• **SHORT TASK**
Each line that contains the word "pattern" counts once; give the total for the records below and nothing else.

• **DATA LINES**
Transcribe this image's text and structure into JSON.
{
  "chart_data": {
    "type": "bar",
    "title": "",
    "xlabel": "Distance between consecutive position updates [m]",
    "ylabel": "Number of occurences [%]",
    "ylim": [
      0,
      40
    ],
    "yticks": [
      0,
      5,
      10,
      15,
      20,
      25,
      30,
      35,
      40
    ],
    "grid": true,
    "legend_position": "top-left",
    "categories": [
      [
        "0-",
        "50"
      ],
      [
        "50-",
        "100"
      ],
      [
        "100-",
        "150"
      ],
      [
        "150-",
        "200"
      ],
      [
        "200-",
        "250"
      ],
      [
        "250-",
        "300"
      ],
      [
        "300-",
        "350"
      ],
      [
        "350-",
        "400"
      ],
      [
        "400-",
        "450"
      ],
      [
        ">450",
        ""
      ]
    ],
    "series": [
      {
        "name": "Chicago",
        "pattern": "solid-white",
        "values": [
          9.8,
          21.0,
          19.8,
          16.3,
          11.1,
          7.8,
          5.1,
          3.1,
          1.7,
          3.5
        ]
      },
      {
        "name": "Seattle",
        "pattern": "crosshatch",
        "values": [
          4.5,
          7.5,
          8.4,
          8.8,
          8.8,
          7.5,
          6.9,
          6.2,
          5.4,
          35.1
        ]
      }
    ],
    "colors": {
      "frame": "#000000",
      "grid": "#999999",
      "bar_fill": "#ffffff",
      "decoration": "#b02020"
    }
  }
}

• **EXERCISE SOLUTION**
2